## Exercise goal
Copy all lines below exactly as written. Leave pictures out.

Stored entries:
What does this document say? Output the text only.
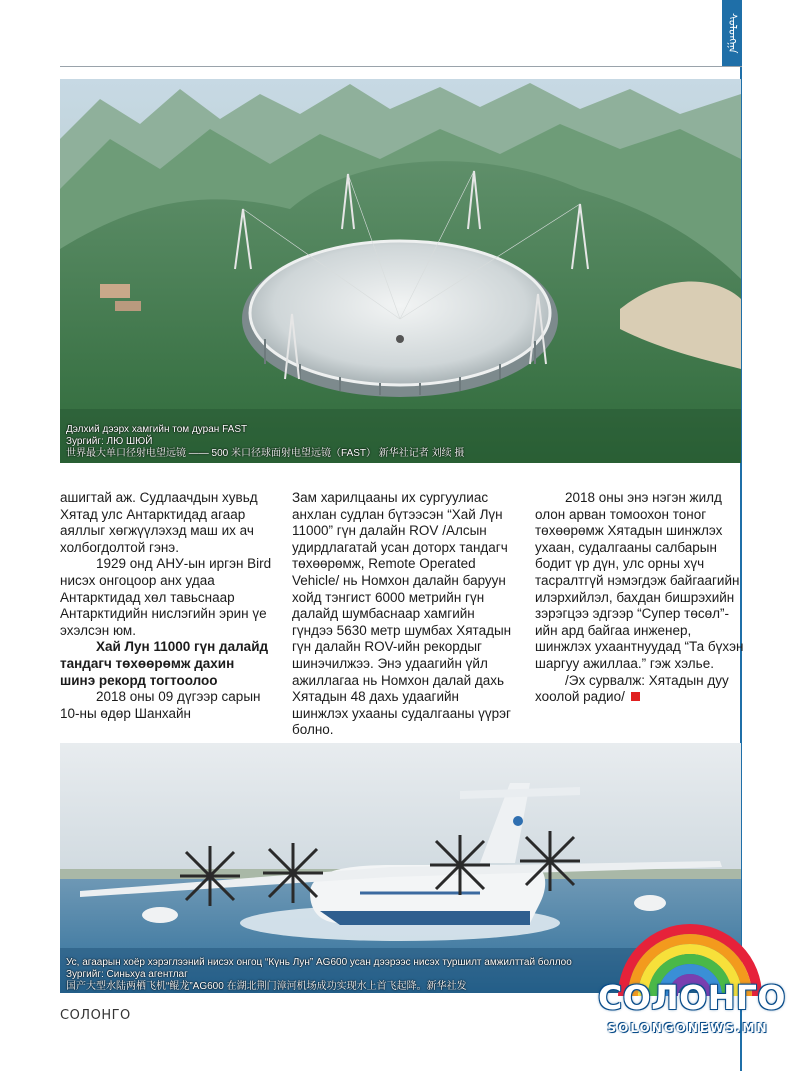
ᠰᠣᠯᠣᠩᠭ᠋ᠠ
Дэлхий дээрх хамгийн том дуран FAST
Зургийг: ЛЮ ШЮЙ
世界最大单口径射电望远镜 —— 500 米口径球面射电望远镜（FAST） 新华社记者 刘续 摄

ашигтай аж. Судлаачдын хувьд Хятад улс Антарктидад агаар аяллыг хөгжүүлэхэд маш их ач холбогдолтой гэнэ.

1929 онд АНУ-ын иргэн Bird нисэх онгоцоор анх удаа Антарктидад хөл тавьснаар Антарктидийн нислэгийн эрин үе эхэлсэн юм.

Хай Лун 11000 гүн далайд тандагч төхөөрөмж дахин шинэ рекорд тогтоолоо

2018 оны 09 дүгээр сарын 10-ны өдөр Шанхайн

Зам харилцааны их сургуулиас анхлан судлан бүтээсэн “Хай Лүн 11000” гүн далайн ROV /Алсын удирдлагатай усан доторх тандагч төхөөрөмж, Remote Operated Vehicle/ нь Номхон далайн баруун хойд тэнгист 6000 метрийн гүн далайд шумбаснаар хамгийн гүндээ 5630 метр шумбах Хятадын гүн далайн ROV-ийн рекордыг шинэчилжээ. Энэ удаагийн үйл ажиллагаа нь Номхон далай дахь Хятадын 48 дахь удаагийн шинжлэх ухааны судалгааны үүрэг болно.

2018 оны энэ нэгэн жилд олон арван томоохон тоног төхөөрөмж Хятадын шинжлэх ухаан, судалгааны салбарын бодит үр дүн, улс орны хүч тасралтгүй нэмэгдэж байгаагийн илэрхийлэл, бахдан бишрэхийн зэрэгцээ эдгээр “Супер төсөл”-ийн ард байгаа инженер, шинжлэх ухаантнуудад “Та бүхэн шаргуу ажиллаа.” гэж хэлье.

/Эх сурвалж: Хятадын дуу хоолой радио/

Ус, агаарын хоёр хэрэглээний нисэх онгоц “Күнь Лун” AG600 усан дээрээс нисэх туршилт амжилттай боллоо
Зургийг: Синьхуа агентлаг
国产大型水陆两栖飞机“鲲龙”AG600 在湖北荆门漳河机场成功实现水上首飞起降。新华社发
СОЛОНГО	СОЛОНГО
SOLONGONEWS.MN
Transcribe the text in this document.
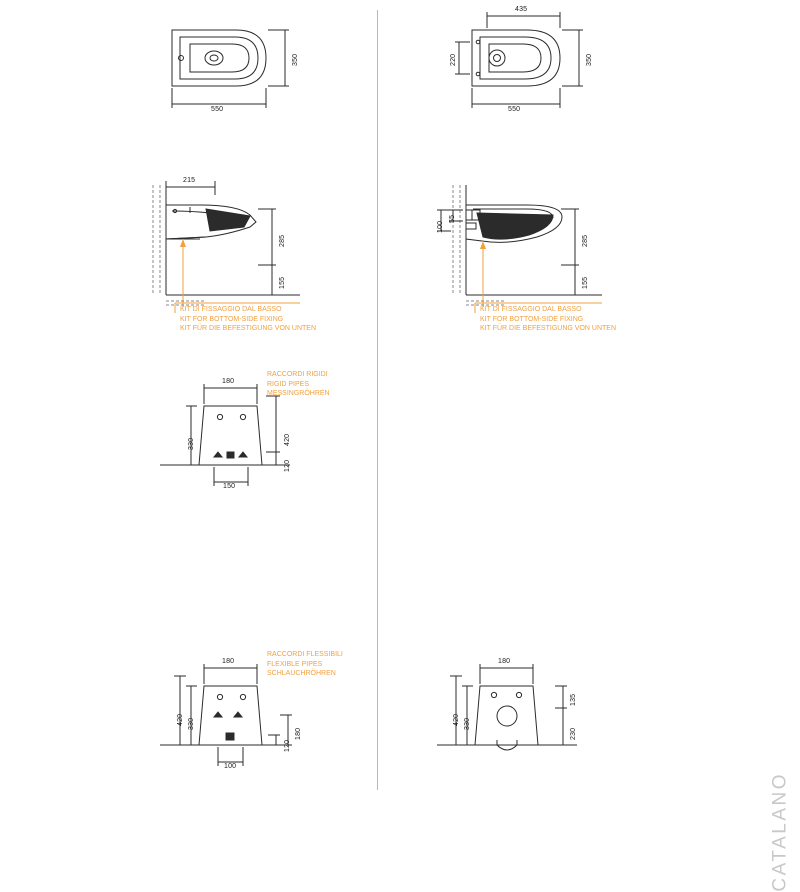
550
350
435
550
350
220
215
285
155
KIT DI FISSAGGIO DAL BASSO
KIT FOR BOTTOM-SIDE FIXING
KIT FÜR DIE BEFESTIGUNG VON UNTEN
55
100
285
155
KIT DI FISSAGGIO DAL BASSO
KIT FOR BOTTOM-SIDE FIXING
KIT FÜR DIE BEFESTIGUNG VON UNTEN
RACCORDI RIGIDI
RIGID PIPES
MESSINGRÖHREN
180
150
330	420
120
RACCORDI FLESSIBILI
FLEXIBLE PIPES
SCHLAUCHRÖHREN
180
100
420 330
180
120
180
420 330
135
230
CATALANO
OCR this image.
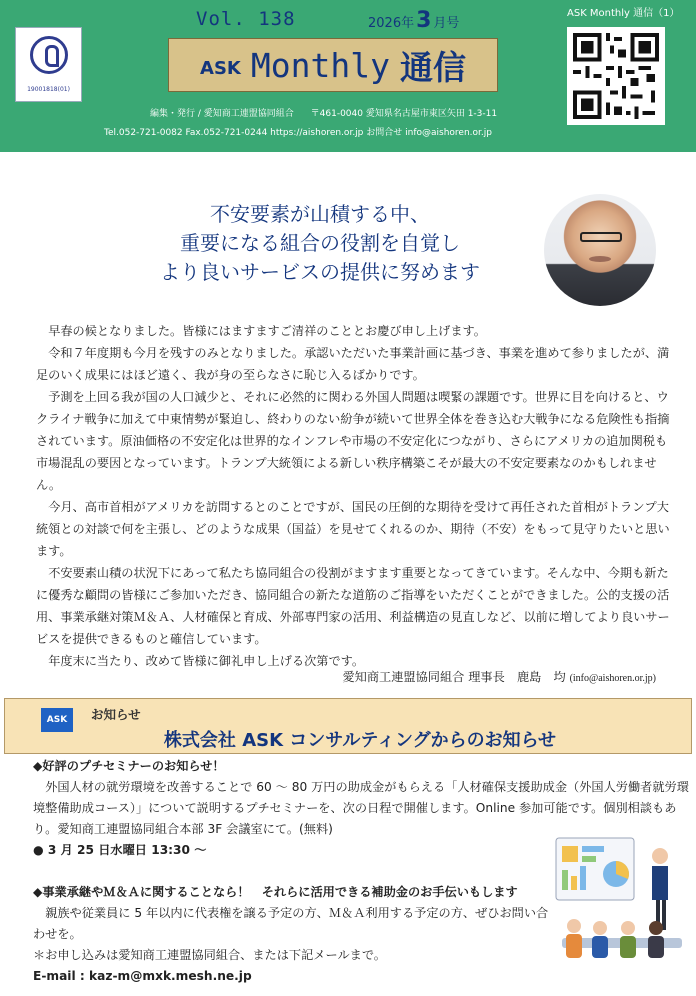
Vol. 138	2026年3 月号
ASK Monthly 通信（1）
19001818(01)
ASK Monthly 通信
編集・発行 / 愛知商工連盟協同組合 〒461-0040 愛知県名古屋市東区矢田 1-3-11
Tel.052-721-0082 Fax.052-721-0244 https://aishoren.or.jp お問合せ info@aishoren.or.jp
不安要素が山積する中、
重要になる組合の役割を自覚し
より良いサービスの提供に努めます

早春の候となりました。皆様にはますますご清祥のこととお慶び申し上げます。

令和７年度期も今月を残すのみとなりました。承認いただいた事業計画に基づき、事業を進めて参りましたが、満足のいく成果にはほど遠く、我が身の至らなさに恥じ入るばかりです。

予測を上回る我が国の人口減少と、それに必然的に関わる外国人問題は喫緊の課題です。世界に目を向けると、ウクライナ戦争に加えて中東情勢が緊迫し、終わりのない紛争が続いて世界全体を巻き込む大戦争になる危険性も指摘されています。原油価格の不安定化は世界的なインフレや市場の不安定化につながり、さらにアメリカの追加関税も市場混乱の要因となっています。トランプ大統領による新しい秩序構築こそが最大の不安定要素なのかもしれません。

今月、高市首相がアメリカを訪問するとのことですが、国民の圧倒的な期待を受けて再任された首相がトランプ大統領との対談で何を主張し、どのような成果（国益）を見せてくれるのか、期待（不安）をもって見守りたいと思います。

不安要素山積の状況下にあって私たち協同組合の役割がますます重要となってきています。そんな中、今期も新たに優秀な顧問の皆様にご参加いただき、協同組合の新たな道筋のご指導をいただくことができました。公的支援の活用、事業承継対策Ｍ＆Ａ、人材確保と育成、外部専門家の活用、利益構造の見直しなど、以前に増してより良いサービスを提供できるものと確信しています。

年度末に当たり、改めて皆様に御礼申し上げる次第です。

愛知商工連盟協同組合 理事長　鹿島　均 (info@aishoren.or.jp)
ASK	お知らせ
株式会社 ASK コンサルティングからのお知らせ
◆好評のプチセミナーのお知らせ！
外国人材の就労環境を改善することで 60 ～ 80 万円の助成金がもらえる「人材確保支援助成金（外国人労働者就労環境整備助成コース）」について説明するプチセミナーを、次の日程で開催します。Online 参加可能です。個別相談もあり。愛知商工連盟協同組合本部 3F 会議室にて。(無料)
● 3 月 25 日水曜日 13:30 ～
◆事業承継やＭ＆Ａに関することなら！　それらに活用できる補助金のお手伝いもします
親族や従業員に 5 年以内に代表権を譲る予定の方、Ｍ＆Ａ利用する予定の方、ぜひお問い合わせを。
＊お申し込みは愛知商工連盟協同組合、または下記メールまで。
E-mail : kaz-m@mxk.mesh.ne.jp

## Correct answer
What does this document say? Output the text only.
ᠰᠣᠯᠣᠩᠭ᠋ᠠ
Дэлхий дээрх хамгийн том дуран FAST
Зургийг: ЛЮ ШЮЙ
世界最大单口径射电望远镜 —— 500 米口径球面射电望远镜（FAST） 新华社记者 刘续 摄

ашигтай аж. Судлаачдын хувьд Хятад улс Антарктидад агаар аяллыг хөгжүүлэхэд маш их ач холбогдолтой гэнэ.

1929 онд АНУ-ын иргэн Bird нисэх онгоцоор анх удаа Антарктидад хөл тавьснаар Антарктидийн нислэгийн эрин үе эхэлсэн юм.

Хай Лун 11000 гүн далайд тандагч төхөөрөмж дахин шинэ рекорд тогтоолоо

2018 оны 09 дүгээр сарын 10-ны өдөр Шанхайн

Зам харилцааны их сургуулиас анхлан судлан бүтээсэн “Хай Лүн 11000” гүн далайн ROV /Алсын удирдлагатай усан доторх тандагч төхөөрөмж, Remote Operated Vehicle/ нь Номхон далайн баруун хойд тэнгист 6000 метрийн гүн далайд шумбаснаар хамгийн гүндээ 5630 метр шумбах Хятадын гүн далайн ROV-ийн рекордыг шинэчилжээ. Энэ удаагийн үйл ажиллагаа нь Номхон далай дахь Хятадын 48 дахь удаагийн шинжлэх ухааны судалгааны үүрэг болно.

2018 оны энэ нэгэн жилд олон арван томоохон тоног төхөөрөмж Хятадын шинжлэх ухаан, судалгааны салбарын бодит үр дүн, улс орны хүч тасралтгүй нэмэгдэж байгаагийн илэрхийлэл, бахдан бишрэхийн зэрэгцээ эдгээр “Супер төсөл”-ийн ард байгаа инженер, шинжлэх ухаантнуудад “Та бүхэн шаргуу ажиллаа.” гэж хэлье.

/Эх сурвалж: Хятадын дуу хоолой радио/

Ус, агаарын хоёр хэрэглээний нисэх онгоц “Күнь Лун” AG600 усан дээрээс нисэх туршилт амжилттай боллоо
Зургийг: Синьхуа агентлаг
国产大型水陆两栖飞机“鲲龙”AG600 在湖北荆门漳河机场成功实现水上首飞起降。新华社发
СОЛОНГО	СОЛОНГО
SOLONGONEWS.MN
Transcribe the text in this document.
550
350
435
550
350
220
215
285
155
KIT DI FISSAGGIO DAL BASSO
KIT FOR BOTTOM-SIDE FIXING
KIT FÜR DIE BEFESTIGUNG VON UNTEN
55
100
285
155
KIT DI FISSAGGIO DAL BASSO
KIT FOR BOTTOM-SIDE FIXING
KIT FÜR DIE BEFESTIGUNG VON UNTEN
RACCORDI RIGIDI
RIGID PIPES
MESSINGRÖHREN
180
150
330	420
120
RACCORDI FLESSIBILI
FLEXIBLE PIPES
SCHLAUCHRÖHREN
180
100
420 330
180
120
180
420 330
135
230
CATALANO
OCR this image.
Vol. 138	2026年3 月号
ASK Monthly 通信（1）
19001818(01)
ASK Monthly 通信
編集・発行 / 愛知商工連盟協同組合 〒461-0040 愛知県名古屋市東区矢田 1-3-11
Tel.052-721-0082 Fax.052-721-0244 https://aishoren.or.jp お問合せ info@aishoren.or.jp
不安要素が山積する中、
重要になる組合の役割を自覚し
より良いサービスの提供に努めます

早春の候となりました。皆様にはますますご清祥のこととお慶び申し上げます。

令和７年度期も今月を残すのみとなりました。承認いただいた事業計画に基づき、事業を進めて参りましたが、満足のいく成果にはほど遠く、我が身の至らなさに恥じ入るばかりです。

予測を上回る我が国の人口減少と、それに必然的に関わる外国人問題は喫緊の課題です。世界に目を向けると、ウクライナ戦争に加えて中東情勢が緊迫し、終わりのない紛争が続いて世界全体を巻き込む大戦争になる危険性も指摘されています。原油価格の不安定化は世界的なインフレや市場の不安定化につながり、さらにアメリカの追加関税も市場混乱の要因となっています。トランプ大統領による新しい秩序構築こそが最大の不安定要素なのかもしれません。

今月、高市首相がアメリカを訪問するとのことですが、国民の圧倒的な期待を受けて再任された首相がトランプ大統領との対談で何を主張し、どのような成果（国益）を見せてくれるのか、期待（不安）をもって見守りたいと思います。

不安要素山積の状況下にあって私たち協同組合の役割がますます重要となってきています。そんな中、今期も新たに優秀な顧問の皆様にご参加いただき、協同組合の新たな道筋のご指導をいただくことができました。公的支援の活用、事業承継対策Ｍ＆Ａ、人材確保と育成、外部専門家の活用、利益構造の見直しなど、以前に増してより良いサービスを提供できるものと確信しています。

年度末に当たり、改めて皆様に御礼申し上げる次第です。

愛知商工連盟協同組合 理事長　鹿島　均 (info@aishoren.or.jp)
ASK	お知らせ
株式会社 ASK コンサルティングからのお知らせ
◆好評のプチセミナーのお知らせ！
外国人材の就労環境を改善することで 60 ～ 80 万円の助成金がもらえる「人材確保支援助成金（外国人労働者就労環境整備助成コース）」について説明するプチセミナーを、次の日程で開催します。Online 参加可能です。個別相談もあり。愛知商工連盟協同組合本部 3F 会議室にて。(無料)
● 3 月 25 日水曜日 13:30 ～
◆事業承継やＭ＆Ａに関することなら！　それらに活用できる補助金のお手伝いもします
親族や従業員に 5 年以内に代表権を譲る予定の方、Ｍ＆Ａ利用する予定の方、ぜひお問い合わせを。
＊お申し込みは愛知商工連盟協同組合、または下記メールまで。
E-mail : kaz-m@mxk.mesh.ne.jp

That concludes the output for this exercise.